Problem requirements – Rewrite all the rows below as a Markdown table with two columns, No. and Line, giving each non-blank line its number and its text and skipping blank lines. Leave the pictures out of the table.

Input –
● ● ● ● ●

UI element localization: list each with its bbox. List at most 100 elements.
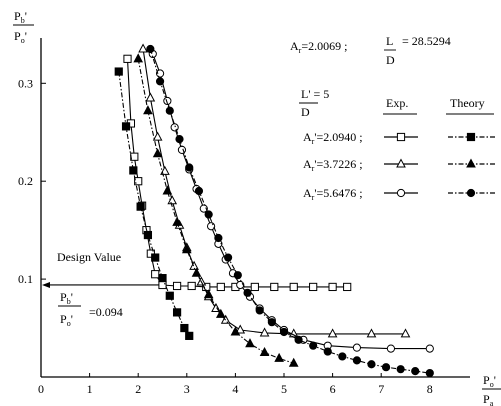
square-exp-point [151,270,160,279]
square-exp-point [172,281,182,291]
circle-theory-point [185,163,194,172]
circle-theory-point [214,233,223,243]
legend-col-exp: Exp. [386,96,408,110]
series-triangle-exp [138,43,411,338]
triangle-theory-point [203,289,214,299]
legend-theory-marker-square [466,132,476,142]
circle-exp-point [163,96,172,106]
legend-row-label: Ar'=5.6476 ; [303,186,363,202]
square-exp-point [216,282,225,292]
x-tick-label: 2 [135,382,141,396]
circle-theory-point [224,253,233,262]
triangle-theory-point [133,53,144,63]
circle-exp-point [170,123,179,132]
circle-exp-point [199,204,208,213]
triangle-theory-point [162,185,173,195]
circle-theory-point [323,347,332,356]
triangle-theory-point [288,357,299,367]
square-exp-point [187,281,196,291]
triangle-theory-line [137,58,294,364]
design-ratio-value: =0.094 [89,305,123,319]
square-theory-point [185,331,194,340]
circle-theory-point [255,306,264,315]
x-axis-label: Po' Pa [482,373,501,406]
design-ratio-num: Pb' [60,290,73,306]
square-exp-point [123,54,132,63]
triangle-exp-point [138,43,148,53]
triangle-theory-point [215,308,226,318]
header-parameters: Ar=2.0069 ; L D = 28.5294 [290,34,451,67]
circle-exp-point [207,222,216,231]
triangle-exp-point [400,328,411,338]
square-exp-point [289,282,298,292]
legend-row-triangle: Ar'=3.7226 ; [303,157,495,173]
circle-theory-point [367,360,376,369]
x-tick-label: 0 [38,382,44,396]
triangle-theory-point [172,216,182,226]
square-theory-point [158,274,167,283]
square-exp-point [134,177,143,186]
legend-theory-marker-circle [466,188,476,198]
y-tick-label: 0.2 [18,174,33,188]
triangle-theory-point [191,267,202,277]
triangle-exp-point [167,195,178,205]
square-theory-point [136,202,145,211]
circle-theory-point [396,365,405,374]
legend-exp-marker-square [396,132,406,142]
square-exp-point [250,282,259,292]
circle-theory-point [146,44,155,54]
triangle-theory-point [152,148,163,158]
circle-exp-point [425,344,434,353]
header-ratio-value: = 28.5294 [402,34,451,48]
header-ratio-num: L [386,34,393,48]
square-exp-point [328,282,337,292]
triangle-exp-point [259,327,270,337]
header-ar: Ar=2.0069 ; [290,39,347,55]
legend-row-square: Ar'=2.0940 ; [303,130,495,146]
triangle-exp-point [145,92,156,102]
x-tick-label: 7 [378,382,384,396]
y-tick-label: 0.1 [18,272,33,286]
circle-theory-point [233,271,242,280]
circle-exp-point [386,344,396,353]
circle-theory-point [294,335,303,344]
triangle-exp-point [160,165,170,175]
circle-theory-point [309,341,318,350]
triangle-exp-line [142,48,406,335]
legend-exp-marker-circle [396,188,406,198]
square-exp-point [309,282,318,292]
triangle-exp-point [189,260,199,270]
square-theory-point [129,166,138,175]
legend: Exp. Theory Ar'=2.0940 ; Ar'=3.7226 ; Ar'=… [303,96,495,202]
series-triangle-theory [133,53,299,367]
y-ticks: 0.1 0.2 0.3 [18,76,46,286]
circle-theory-point [194,186,204,196]
data-series [114,43,434,378]
circle-exp-point [352,343,361,352]
square-theory-point [165,291,174,300]
square-theory-point [121,122,131,131]
design-value-label: Design Value [57,250,121,264]
square-exp-point [343,282,352,292]
circle-theory-point [279,327,289,337]
design-value-arrowhead [42,281,50,288]
x-tick-label: 5 [281,382,287,396]
triangle-exp-point [366,328,377,338]
circle-theory-point [155,77,165,86]
x-label-den: Pa [483,392,494,406]
design-ratio-den: Po' [60,312,73,328]
circle-exp-point [155,69,165,78]
x-tick-label: 8 [427,382,433,396]
triangle-theory-point [143,105,153,115]
legend-theory-marker-triangle [466,158,476,168]
square-theory-point [114,67,123,76]
circle-theory-point [165,106,174,115]
square-theory-point [151,253,160,262]
header-ratio-den: D [386,53,395,67]
y-tick-label: 0.3 [18,76,33,90]
square-exp-point [270,282,279,292]
circle-theory-point [267,318,276,327]
x-label-num: Po' [483,373,496,389]
triangle-theory-point [181,244,192,254]
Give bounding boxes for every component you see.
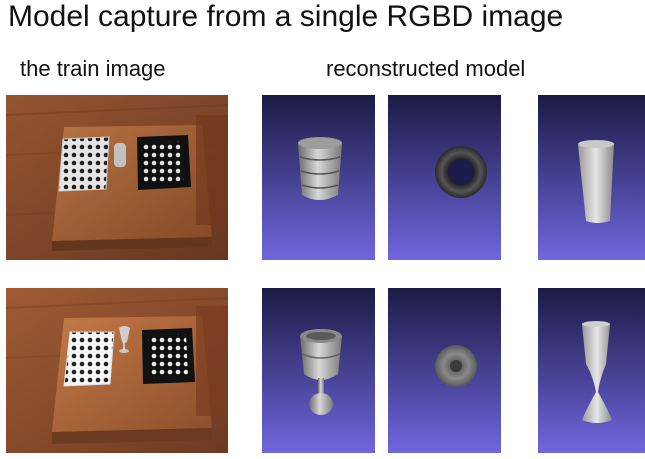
cup-side-view (262, 95, 375, 260)
train-image-label: the train image (20, 56, 166, 81)
train-photo-glass (6, 95, 228, 260)
wineglass-front-view (538, 288, 645, 453)
reconstructed-model-label: reconstructed model (326, 56, 526, 81)
train-photo-wine-glass (6, 288, 228, 453)
page-title: Model capture from a single RGBD image (8, 0, 564, 33)
cup-front-view (538, 95, 645, 260)
cup-top-view (388, 95, 501, 260)
wineglass-side-view (262, 288, 375, 453)
wineglass-top-view (388, 288, 501, 453)
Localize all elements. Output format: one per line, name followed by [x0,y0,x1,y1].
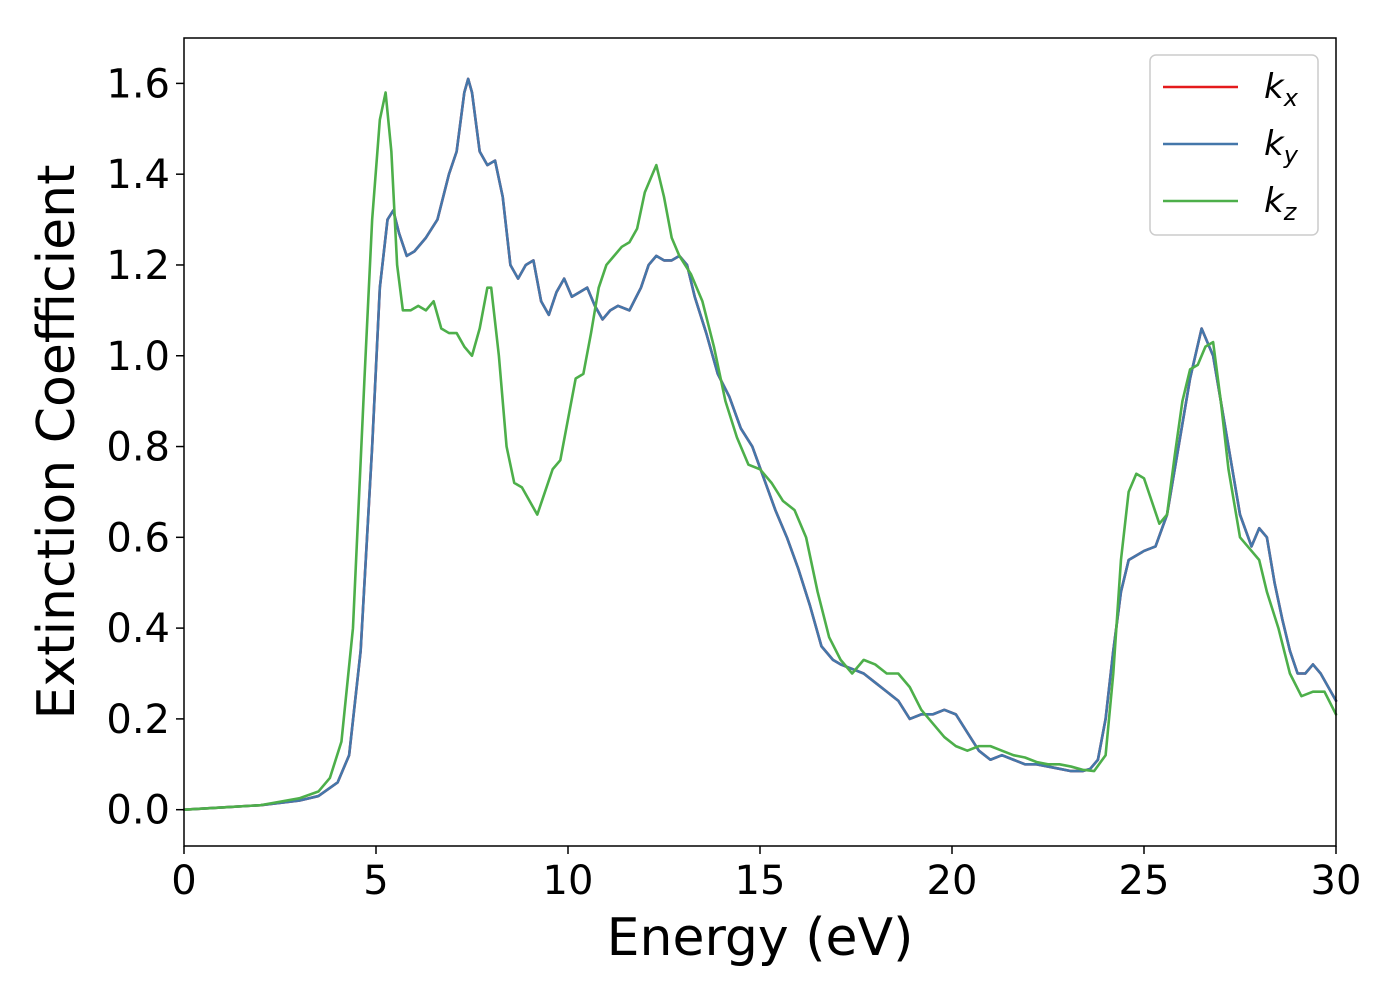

● ● ● ● ●

Response to this exercise –
| No. | Line |
|---|---|
| 1 | UI element localization: list each with its bbox. List at most 100 elements. |
| 2 | square-exp-point [151,270,160,279] |
| 3 | square-exp-point [172,281,182,291] |
| 4 | circle-theory-point [185,163,194,172] |
| 5 | circle-theory-point [214,233,223,243] |
| 6 | legend-col-exp: Exp. [386,96,408,110] |
| 7 | series-triangle-exp [138,43,411,338] |
| 8 | triangle-theory-point [203,289,214,299] |
| 9 | legend-theory-marker-square [466,132,476,142] |
| 10 | circle-exp-point [163,96,172,106] |
| 11 | legend-row-label: Ar'=5.6476 ; [303,186,363,202] |
| 12 | square-exp-point [216,282,225,292] |
| 13 | x-tick-label: 2 [135,382,141,396] |
| 14 | circle-theory-point [224,253,233,262] |
| 15 | triangle-theory-point [133,53,144,63] |
| 16 | circle-exp-point [170,123,179,132] |
| 17 | circle-exp-point [199,204,208,213] |
| 18 | triangle-theory-point [162,185,173,195] |
| 19 | circle-theory-point [323,347,332,356] |
| 20 | triangle-theory-point [288,357,299,367] |
| 21 | square-exp-point [187,281,196,291] |
| 22 | triangle-theory-line [137,58,294,364] |
| 23 | design-ratio-value: =0.094 [89,305,123,319] |
| 24 | square-theory-point [185,331,194,340] |
| 25 | circle-theory-point [255,306,264,315] |
| 26 | x-axis-label: Po' Pa [482,373,501,406] |
| 27 | design-ratio-num: Pb' [60,290,73,306] |
| 28 | square-exp-point [123,54,132,63] |
| 29 | triangle-exp-point [138,43,148,53] |
| 30 | triangle-theory-point [215,308,226,318] |
| 31 | header-parameters: Ar=2.0069 ; L D = 28.5294 [290,34,451,67] |
| 32 | circle-exp-point [207,222,216,231] |
| 33 | triangle-exp-point [400,328,411,338] |
| 34 | square-exp-point [289,282,298,292] |
| 35 | legend-row-triangle: Ar'=3.7226 ; [303,157,495,173] |
| 36 | circle-theory-point [367,360,376,369] |
| 37 | x-tick-label: 0 [38,382,44,396] |
| 38 | triangle-theory-point [172,216,182,226] |
| 39 | square-theory-point [158,274,167,283] |
| 40 | square-exp-point [134,177,143,186] |
| 41 | legend-theory-marker-circle [466,188,476,198] |
| 42 | y-tick-label: 0.2 [18,174,33,188] |
| 43 | triangle-theory-point [191,267,202,277] |
| 44 | triangle-exp-point [167,195,178,205] |
| 45 | square-theory-point [136,202,145,211] |
| 46 | circle-theory-point [396,365,405,374] |
| 47 | legend-exp-marker-square [396,132,406,142] |
| 48 | square-exp-point [250,282,259,292] |
| 49 | circle-theory-point [146,44,155,54] |
| 50 | triangle-theory-point [152,148,163,158] |
| 51 | circle-exp-point [425,344,434,353] |
| 52 | header-ratio-value: = 28.5294 [402,34,451,48] |
| 53 | header-ratio-num: L [386,34,393,48] |
| 54 | square-exp-point [328,282,337,292] |
| 55 | triangle-exp-point [259,327,270,337] |
| 56 | header-ar: Ar=2.0069 ; [290,39,347,55] |
| 57 | legend-row-square: Ar'=2.0940 ; [303,130,495,146] |
| 58 | triangle-exp-point [145,92,156,102] |
| 59 | x-tick-label: 7 [378,382,384,396] |
| 60 | y-tick-label: 0.1 [18,272,33,286] |
| 61 | circle-theory-point [233,271,242,280] |
| 62 | circle-exp-point [386,344,396,353] |
| 63 | circle-theory-point [294,335,303,344] |
| 64 | triangle-exp-point [160,165,170,175] |
| 65 | circle-theory-point [309,341,318,350] |
| 66 | triangle-exp-line [142,48,406,335] |
| 67 | legend-exp-marker-circle [396,188,406,198] |
| 68 | square-exp-point [309,282,318,292] |
| 69 | triangle-exp-point [189,260,199,270] |
| 70 | square-theory-point [129,166,138,175] |
| 71 | legend: Exp. Theory Ar'=2.0940 ; Ar'=3.7226 ; Ar'=… [303,96,495,202] |
| 72 | series-triangle-theory [133,53,299,367] |
| 73 | y-ticks: 0.1 0.2 0.3 [18,76,46,286] |
| 74 | circle-theory-point [194,186,204,196] |
| 75 | data-series [114,43,434,378] |
| 76 | circle-exp-point [352,343,361,352] |
| 77 | square-theory-point [165,291,174,300] |
| 78 | square-theory-point [121,122,131,131] |
| 79 | design-value-label: Design Value [57,250,121,264] |
| 80 | square-exp-point [343,282,352,292] |
| 81 | circle-theory-point [279,327,289,337] |
| 82 | design-value-arrowhead [42,281,50,288] |
| 83 | x-tick-label: 5 [281,382,287,396] |
| 84 | triangle-exp-point [366,328,377,338] |
| 85 | circle-theory-point [155,77,165,86] |
| 86 | x-label-den: Pa [483,392,494,406] |
| 87 | design-ratio-den: Po' [60,312,73,328] |
| 88 | circle-exp-point [155,69,165,78] |
| 89 | x-tick-label: 8 [427,382,433,396] |
| 90 | triangle-theory-point [143,105,153,115] |
| 91 | legend-theory-marker-triangle [466,158,476,168] |
| 92 | square-theory-point [114,67,123,76] |
| 93 | circle-theory-point [165,106,174,115] |
| 94 | square-theory-point [151,253,160,262] |
| 95 | header-ratio-den: D [386,53,395,67] |
| 96 | y-tick-label: 0.3 [18,76,33,90] |
| 97 | square-exp-point [270,282,279,292] |
| 98 | circle-theory-point [267,318,276,327] |
| 99 | x-label-num: Po' [483,373,496,389] |
| 100 | triangle-theory-point [181,244,192,254] |
| 101 | Give bounding boxes for every component you see. |
| 102 | cup-side-view (262, 95, 375, 260) |
| 103 | train-image-label: the train image (20, 56, 166, 81) |
| 104 | train-photo-glass (6, 95, 228, 260) |
| 105 | wineglass-front-view (538, 288, 645, 453) |
| 106 | reconstructed-model-label: reconstructed model (326, 56, 526, 81) |
| 107 | train-photo-wine-glass (6, 288, 228, 453) |
| 108 | page-title: Model capture from a single RGBD image (8, 0, 564, 33) |
| 109 | cup-front-view (538, 95, 645, 260) |
| 110 | cup-top-view (388, 95, 501, 260) |
| 111 | wineglass-side-view (262, 288, 375, 453) |
| 112 | wineglass-top-view (388, 288, 501, 453) |
| 113 | Localize all elements. Output format: one per line, name followed by [x0,y0,x1,y1]. |